▶ Records for processing
= = = =
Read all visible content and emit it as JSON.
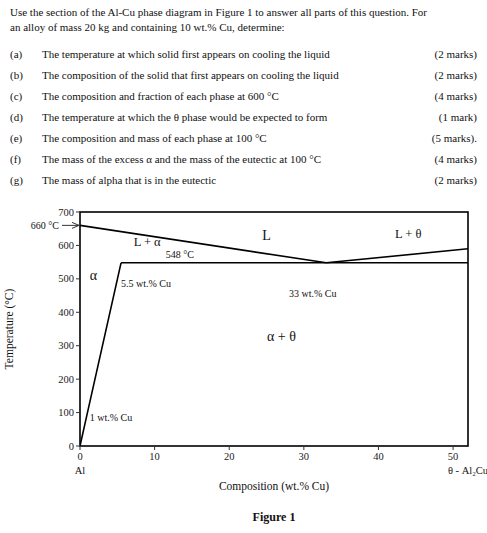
{
  "chart_data": {
    "type": "line",
    "title_lines": [
      "Use the section of the Al-Cu phase diagram in Figure 1 to answer all parts of this question.  For",
      "an alloy of mass 20 kg and containing 10 wt.% Cu, determine:"
    ],
    "questions": [
      [
        "(a)",
        "The temperature at which solid first appears on cooling the liquid",
        "(2 marks)"
      ],
      [
        "(b)",
        "The composition of the solid that first appears on cooling the liquid",
        "(2 marks)"
      ],
      [
        "(c)",
        "The composition and fraction of each phase at 600 °C",
        "(4 marks)"
      ],
      [
        "(d)",
        "The temperature at which the θ phase would be expected to form",
        "(1 mark)"
      ],
      [
        "(e)",
        "The composition and mass of each phase at 100 °C",
        "(5 marks)."
      ],
      [
        "(f)",
        "The mass of the excess α and the mass of the eutectic at 100 °C",
        "(4 marks)"
      ],
      [
        "(g)",
        "The mass of alpha that is in the eutectic",
        "(2 marks)"
      ]
    ],
    "x_label": "Composition (wt.% Cu)",
    "y_label": "Temperature (°C)",
    "caption": "Figure 1",
    "xlim": [
      0,
      52
    ],
    "ylim": [
      0,
      700
    ],
    "xticks": [
      0,
      10,
      20,
      30,
      40,
      50
    ],
    "yticks": [
      0,
      100,
      200,
      300,
      400,
      500,
      600,
      700
    ],
    "grid": false,
    "series": [
      {
        "x": [
          5.5,
          52
        ],
        "values": [
          548,
          548
        ],
        "color": "#000000"
      },
      {
        "x": [
          0,
          33
        ],
        "values": [
          660,
          548
        ],
        "color": "#000000"
      },
      {
        "x": [
          33,
          52
        ],
        "values": [
          548,
          590
        ],
        "color": "#000000"
      },
      {
        "x": [
          0,
          1,
          5.5
        ],
        "values": [
          0,
          100,
          548
        ],
        "color": "#000000"
      }
    ],
    "annotations": [
      {
        "text": "660 °C",
        "x": -4.0,
        "y": 660
      },
      {
        "text": "L",
        "x": 25,
        "y": 630
      },
      {
        "text": "L + θ",
        "x": 44,
        "y": 635
      },
      {
        "text": "L + α",
        "x": 9,
        "y": 610
      },
      {
        "text": "α",
        "x": 1.8,
        "y": 510
      },
      {
        "text": "α + θ",
        "x": 27,
        "y": 330
      },
      {
        "text": "548 °C",
        "x": 11.5,
        "y": 555
      },
      {
        "text": "5.5 wt.% Cu",
        "x": 5.5,
        "y": 500
      },
      {
        "text": "33 wt.% Cu",
        "x": 28,
        "y": 470
      },
      {
        "text": "1 wt.% Cu",
        "x": 1.3,
        "y": 98
      },
      {
        "text": "Al",
        "x": 0,
        "y": -58
      },
      {
        "text": "θ - Al₂Cu",
        "x": 52,
        "y": -58
      }
    ]
  }
}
= = = =
▶ Task
Write every record out again exactly; no pictures belong in the copy.

▶ Task response
Read all visible content and emit it as JSON.
{
  "chart_data": {
    "type": "line",
    "title_lines": [
      "Use the section of the Al-Cu phase diagram in Figure 1 to answer all parts of this question.  For",
      "an alloy of mass 20 kg and containing 10 wt.% Cu, determine:"
    ],
    "questions": [
      [
        "(a)",
        "The temperature at which solid first appears on cooling the liquid",
        "(2 marks)"
      ],
      [
        "(b)",
        "The composition of the solid that first appears on cooling the liquid",
        "(2 marks)"
      ],
      [
        "(c)",
        "The composition and fraction of each phase at 600 °C",
        "(4 marks)"
      ],
      [
        "(d)",
        "The temperature at which the θ phase would be expected to form",
        "(1 mark)"
      ],
      [
        "(e)",
        "The composition and mass of each phase at 100 °C",
        "(5 marks)."
      ],
      [
        "(f)",
        "The mass of the excess α and the mass of the eutectic at 100 °C",
        "(4 marks)"
      ],
      [
        "(g)",
        "The mass of alpha that is in the eutectic",
        "(2 marks)"
      ]
    ],
    "x_label": "Composition (wt.% Cu)",
    "y_label": "Temperature (°C)",
    "caption": "Figure 1",
    "xlim": [
      0,
      52
    ],
    "ylim": [
      0,
      700
    ],
    "xticks": [
      0,
      10,
      20,
      30,
      40,
      50
    ],
    "yticks": [
      0,
      100,
      200,
      300,
      400,
      500,
      600,
      700
    ],
    "grid": false,
    "series": [
      {
        "x": [
          5.5,
          52
        ],
        "values": [
          548,
          548
        ],
        "color": "#000000"
      },
      {
        "x": [
          0,
          33
        ],
        "values": [
          660,
          548
        ],
        "color": "#000000"
      },
      {
        "x": [
          33,
          52
        ],
        "values": [
          548,
          590
        ],
        "color": "#000000"
      },
      {
        "x": [
          0,
          1,
          5.5
        ],
        "values": [
          0,
          100,
          548
        ],
        "color": "#000000"
      }
    ],
    "annotations": [
      {
        "text": "660 °C",
        "x": -4.0,
        "y": 660
      },
      {
        "text": "L",
        "x": 25,
        "y": 630
      },
      {
        "text": "L + θ",
        "x": 44,
        "y": 635
      },
      {
        "text": "L + α",
        "x": 9,
        "y": 610
      },
      {
        "text": "α",
        "x": 1.8,
        "y": 510
      },
      {
        "text": "α + θ",
        "x": 27,
        "y": 330
      },
      {
        "text": "548 °C",
        "x": 11.5,
        "y": 555
      },
      {
        "text": "5.5 wt.% Cu",
        "x": 5.5,
        "y": 500
      },
      {
        "text": "33 wt.% Cu",
        "x": 28,
        "y": 470
      },
      {
        "text": "1 wt.% Cu",
        "x": 1.3,
        "y": 98
      },
      {
        "text": "Al",
        "x": 0,
        "y": -58
      },
      {
        "text": "θ - Al₂Cu",
        "x": 52,
        "y": -58
      }
    ]
  }
}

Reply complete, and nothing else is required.